** Start **

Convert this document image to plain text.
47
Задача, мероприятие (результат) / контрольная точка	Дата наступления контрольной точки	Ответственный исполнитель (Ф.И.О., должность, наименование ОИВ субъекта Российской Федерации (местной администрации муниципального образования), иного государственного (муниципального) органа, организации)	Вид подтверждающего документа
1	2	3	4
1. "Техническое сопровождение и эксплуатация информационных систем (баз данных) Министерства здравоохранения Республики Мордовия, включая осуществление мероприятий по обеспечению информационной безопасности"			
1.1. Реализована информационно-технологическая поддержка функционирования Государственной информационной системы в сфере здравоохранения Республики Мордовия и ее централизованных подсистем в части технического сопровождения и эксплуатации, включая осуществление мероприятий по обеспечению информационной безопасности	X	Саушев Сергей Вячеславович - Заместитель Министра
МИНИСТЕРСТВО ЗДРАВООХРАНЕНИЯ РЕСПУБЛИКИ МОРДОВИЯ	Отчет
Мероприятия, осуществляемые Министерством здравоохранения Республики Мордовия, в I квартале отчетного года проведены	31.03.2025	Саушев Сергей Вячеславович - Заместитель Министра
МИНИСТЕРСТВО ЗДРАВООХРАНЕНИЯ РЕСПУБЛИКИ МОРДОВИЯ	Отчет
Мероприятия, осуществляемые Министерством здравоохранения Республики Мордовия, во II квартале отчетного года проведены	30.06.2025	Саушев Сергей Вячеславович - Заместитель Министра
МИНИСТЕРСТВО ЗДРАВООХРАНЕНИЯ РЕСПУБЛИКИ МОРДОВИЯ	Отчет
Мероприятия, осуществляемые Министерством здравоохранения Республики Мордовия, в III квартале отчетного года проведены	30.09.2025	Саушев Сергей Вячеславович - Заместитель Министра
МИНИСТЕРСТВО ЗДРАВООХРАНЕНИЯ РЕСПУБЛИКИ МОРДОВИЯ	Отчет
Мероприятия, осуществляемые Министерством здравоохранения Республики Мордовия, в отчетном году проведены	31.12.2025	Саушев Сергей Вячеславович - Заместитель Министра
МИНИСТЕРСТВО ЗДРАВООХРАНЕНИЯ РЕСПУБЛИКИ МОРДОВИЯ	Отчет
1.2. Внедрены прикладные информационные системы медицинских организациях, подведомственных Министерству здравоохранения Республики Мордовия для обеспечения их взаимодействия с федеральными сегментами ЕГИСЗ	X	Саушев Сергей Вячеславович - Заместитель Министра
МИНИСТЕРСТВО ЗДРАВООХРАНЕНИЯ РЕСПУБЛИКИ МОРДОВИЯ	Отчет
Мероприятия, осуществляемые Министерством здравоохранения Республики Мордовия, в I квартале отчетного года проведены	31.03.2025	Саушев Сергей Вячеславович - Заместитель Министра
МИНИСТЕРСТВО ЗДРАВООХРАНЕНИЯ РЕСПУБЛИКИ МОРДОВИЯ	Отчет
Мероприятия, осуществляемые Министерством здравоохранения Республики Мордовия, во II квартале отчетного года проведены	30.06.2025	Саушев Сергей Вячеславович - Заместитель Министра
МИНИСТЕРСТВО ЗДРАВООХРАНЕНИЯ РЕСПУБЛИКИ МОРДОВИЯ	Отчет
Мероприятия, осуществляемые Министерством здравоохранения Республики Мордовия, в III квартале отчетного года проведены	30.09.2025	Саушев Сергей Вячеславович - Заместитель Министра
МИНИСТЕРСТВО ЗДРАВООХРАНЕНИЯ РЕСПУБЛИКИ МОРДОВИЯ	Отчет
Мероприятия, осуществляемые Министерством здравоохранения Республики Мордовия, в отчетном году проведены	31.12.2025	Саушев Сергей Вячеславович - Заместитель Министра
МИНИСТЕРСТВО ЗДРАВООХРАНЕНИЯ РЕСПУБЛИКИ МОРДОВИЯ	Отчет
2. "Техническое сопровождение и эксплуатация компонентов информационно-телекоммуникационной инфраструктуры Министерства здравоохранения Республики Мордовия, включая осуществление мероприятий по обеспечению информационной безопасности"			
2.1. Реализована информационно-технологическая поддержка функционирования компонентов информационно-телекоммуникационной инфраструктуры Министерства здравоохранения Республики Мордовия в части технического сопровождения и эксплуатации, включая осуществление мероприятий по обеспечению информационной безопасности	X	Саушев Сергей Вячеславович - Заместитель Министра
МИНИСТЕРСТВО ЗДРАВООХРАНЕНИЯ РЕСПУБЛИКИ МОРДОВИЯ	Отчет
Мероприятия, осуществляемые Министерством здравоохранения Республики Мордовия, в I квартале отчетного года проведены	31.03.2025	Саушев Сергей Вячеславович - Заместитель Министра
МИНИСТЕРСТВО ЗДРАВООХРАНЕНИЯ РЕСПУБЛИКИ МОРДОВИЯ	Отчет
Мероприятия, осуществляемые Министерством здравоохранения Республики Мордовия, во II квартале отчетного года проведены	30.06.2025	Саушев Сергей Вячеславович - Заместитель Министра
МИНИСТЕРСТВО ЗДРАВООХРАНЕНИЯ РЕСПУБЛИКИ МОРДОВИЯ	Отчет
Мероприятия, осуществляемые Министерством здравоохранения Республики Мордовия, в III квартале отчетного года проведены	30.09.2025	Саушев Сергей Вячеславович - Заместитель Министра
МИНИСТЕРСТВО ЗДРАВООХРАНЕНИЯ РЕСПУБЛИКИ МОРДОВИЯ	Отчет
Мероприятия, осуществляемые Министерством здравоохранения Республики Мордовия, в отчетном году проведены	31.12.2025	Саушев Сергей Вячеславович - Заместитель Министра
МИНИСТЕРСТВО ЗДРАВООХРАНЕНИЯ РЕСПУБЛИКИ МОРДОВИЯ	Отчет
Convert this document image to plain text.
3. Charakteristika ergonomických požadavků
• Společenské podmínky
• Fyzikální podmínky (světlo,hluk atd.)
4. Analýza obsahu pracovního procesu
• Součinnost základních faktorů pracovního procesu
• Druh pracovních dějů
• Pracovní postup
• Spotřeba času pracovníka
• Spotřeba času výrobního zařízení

** End **

DIRECTIONS FOR THIS TASK |
Your task is to gather every line with the word "эксплуатация" and copy it.

OUTPUT OF THE TASK |
1. "Техническое сопровождение и эксплуатация информационных систем (баз данных) Министерства здравоохранения Республики Мордовия, включая осуществление мероприятий по обеспечению информационной безопасности"			
2. "Техническое сопровождение и эксплуатация компонентов информационно-телекоммуникационной инфраструктуры Министерства здравоохранения Республики Мордовия, включая осуществление мероприятий по обеспечению информационной безопасности"			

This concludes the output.